| INSTRUCTIONS TO FOLLOW |
Please change "interactable" to "clickable" in the listing, covering the line with "73, 551, 143]" up to and including the line with "575, 461, 599]". Return only those lines, with everything else left as it is.

| DATA |
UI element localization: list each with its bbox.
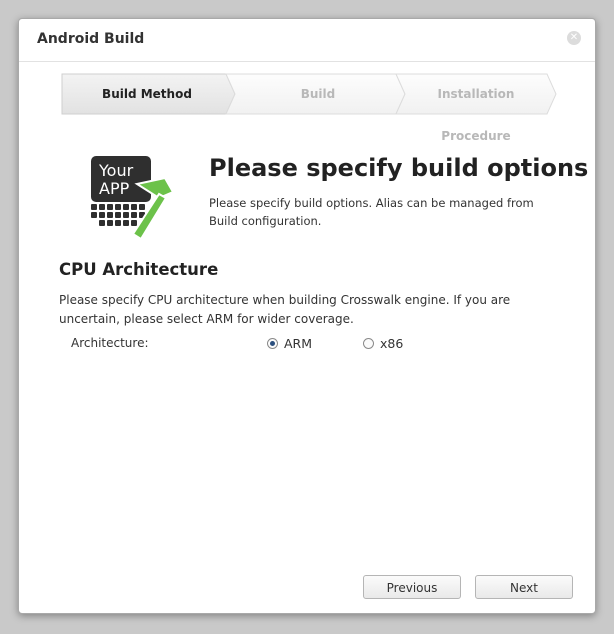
step-installation-procedure[interactable]: Installation Procedure	[401, 73, 551, 143]
next-button[interactable]: Next	[475, 575, 573, 599]
radio-arm-button[interactable]	[267, 338, 278, 349]
radio-arm-label: ARM	[284, 336, 313, 351]
previous-button[interactable]: Previous	[363, 575, 461, 599]
build-options-header: Your APP Please specify build options Pl…	[89, 154, 588, 254]
architecture-label: Architecture:	[71, 336, 149, 350]
radio-arm[interactable]: ARM	[267, 336, 312, 351]
cpu-architecture-title: CPU Architecture	[59, 260, 219, 279]
page-description: Please specify build options. Alias can …	[209, 196, 534, 228]
step-build-method[interactable]: Build Method	[61, 73, 233, 115]
icon-text-your: Your	[98, 161, 134, 180]
your-app-build-icon: Your APP	[91, 156, 175, 241]
radio-x86-button[interactable]	[363, 338, 374, 349]
wizard-steps: Build Method Build Installation Procedur…	[61, 73, 557, 143]
cpu-architecture-description: Please specify CPU architecture when bui…	[59, 293, 511, 326]
dialog-titlebar: Android Build ✕	[19, 19, 595, 62]
radio-x86[interactable]: x86	[363, 336, 403, 351]
android-build-dialog: Android Build ✕ Build Method Build Insta…	[18, 18, 596, 614]
radio-x86-label: x86	[380, 336, 404, 351]
dialog-title: Android Build	[37, 31, 145, 47]
icon-text-app: APP	[99, 179, 130, 198]
step-build[interactable]: Build	[233, 73, 403, 115]
close-icon[interactable]: ✕	[567, 31, 581, 45]
page-title: Please specify build options	[209, 154, 589, 182]
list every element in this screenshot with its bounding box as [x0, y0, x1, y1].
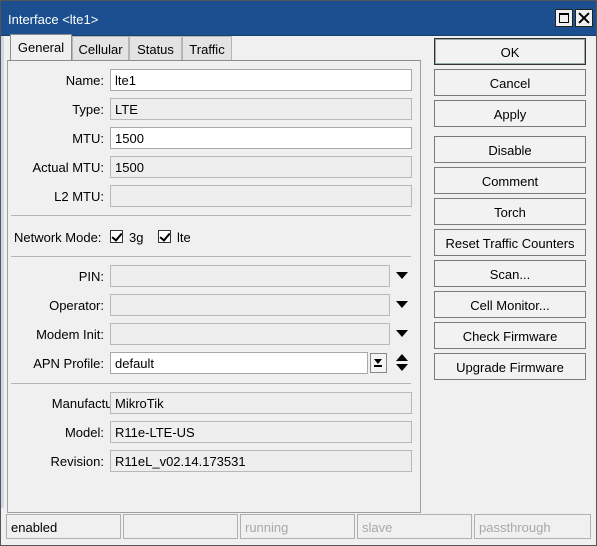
chevron-down-icon[interactable] [396, 330, 408, 337]
type-label: Type: [72, 102, 104, 117]
chevron-up-icon[interactable] [396, 354, 408, 361]
dropdown-button[interactable] [370, 353, 387, 373]
window-title: Interface <lte1> [8, 12, 99, 27]
actual-mtu-label: Actual MTU: [32, 160, 104, 175]
left-edge [1, 36, 4, 508]
tab-general[interactable]: General [10, 34, 72, 61]
pin-field[interactable] [110, 265, 390, 287]
apn-profile-label: APN Profile: [33, 356, 104, 371]
model-field: R11e-LTE-US [110, 421, 412, 443]
comment-button[interactable]: Comment [434, 167, 586, 194]
status-enabled: enabled [6, 514, 121, 539]
status-slave: slave [357, 514, 472, 539]
mtu-label: MTU: [72, 131, 104, 146]
network-mode-3g-label: 3g [129, 230, 144, 245]
disable-button[interactable]: Disable [434, 136, 586, 163]
name-label: Name: [65, 73, 104, 88]
checkbox-lte[interactable] [158, 230, 171, 243]
chevron-down-icon[interactable] [396, 272, 408, 279]
ok-button[interactable]: OK [434, 38, 586, 65]
operator-field[interactable] [110, 294, 390, 316]
pin-label: PIN: [78, 269, 104, 284]
chevron-down-icon [374, 359, 382, 364]
bar-icon [374, 365, 382, 367]
l2mtu-field [110, 185, 412, 207]
name-field[interactable]: lte1 [110, 69, 412, 91]
tab-traffic[interactable]: Traffic [182, 36, 232, 60]
maximize-icon[interactable] [555, 9, 573, 27]
modem-init-label: Modem Init: [36, 327, 104, 342]
model-label: Model: [64, 425, 104, 440]
revision-label: Revision: [50, 454, 104, 469]
operator-label: Operator: [49, 298, 104, 313]
cell-monitor-button[interactable]: Cell Monitor... [434, 291, 586, 318]
reset-traffic-counters-button[interactable]: Reset Traffic Counters [434, 229, 586, 256]
revision-field: R11eL_v02.14.173531 [110, 450, 412, 472]
chevron-down-icon[interactable] [396, 301, 408, 308]
separator [11, 215, 411, 216]
check-firmware-button[interactable]: Check Firmware [434, 322, 586, 349]
manufacturer-field: MikroTik [110, 392, 412, 414]
upgrade-firmware-button[interactable]: Upgrade Firmware [434, 353, 586, 380]
separator [11, 383, 411, 384]
title-bar[interactable]: Interface <lte1> [1, 1, 596, 36]
scan-button[interactable]: Scan... [434, 260, 586, 287]
apply-button[interactable]: Apply [434, 100, 586, 127]
actual-mtu-field: 1500 [110, 156, 412, 178]
status-passthrough: passthrough [474, 514, 591, 539]
type-field: LTE [110, 98, 412, 120]
cancel-button[interactable]: Cancel [434, 69, 586, 96]
modem-init-field[interactable] [110, 323, 390, 345]
status-blank [123, 514, 238, 539]
interface-dialog: Interface <lte1> General Cellular Status… [0, 0, 597, 546]
torch-button[interactable]: Torch [434, 198, 586, 225]
network-mode-label: Network Mode: [14, 230, 102, 245]
status-running: running [240, 514, 355, 539]
close-icon[interactable] [575, 9, 593, 27]
mtu-field[interactable]: 1500 [110, 127, 412, 149]
chevron-down-icon[interactable] [396, 364, 408, 371]
tab-cellular[interactable]: Cellular [72, 36, 129, 60]
network-mode-lte-label: lte [177, 230, 191, 245]
separator [11, 256, 411, 257]
l2mtu-label: L2 MTU: [54, 189, 104, 204]
checkbox-3g[interactable] [110, 230, 123, 243]
apn-profile-select[interactable]: default [110, 352, 368, 374]
tab-status[interactable]: Status [129, 36, 182, 60]
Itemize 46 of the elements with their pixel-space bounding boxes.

| PROBLEM SOLUTION |
step-installation-procedure[clickable]: Installation Procedure	[401, 73, 551, 143]
next-button[clickable]: Next	[475, 575, 573, 599]
radio-arm-button[clickable]	[267, 338, 278, 349]
radio-arm-label: ARM	[284, 336, 313, 351]
previous-button[clickable]: Previous	[363, 575, 461, 599]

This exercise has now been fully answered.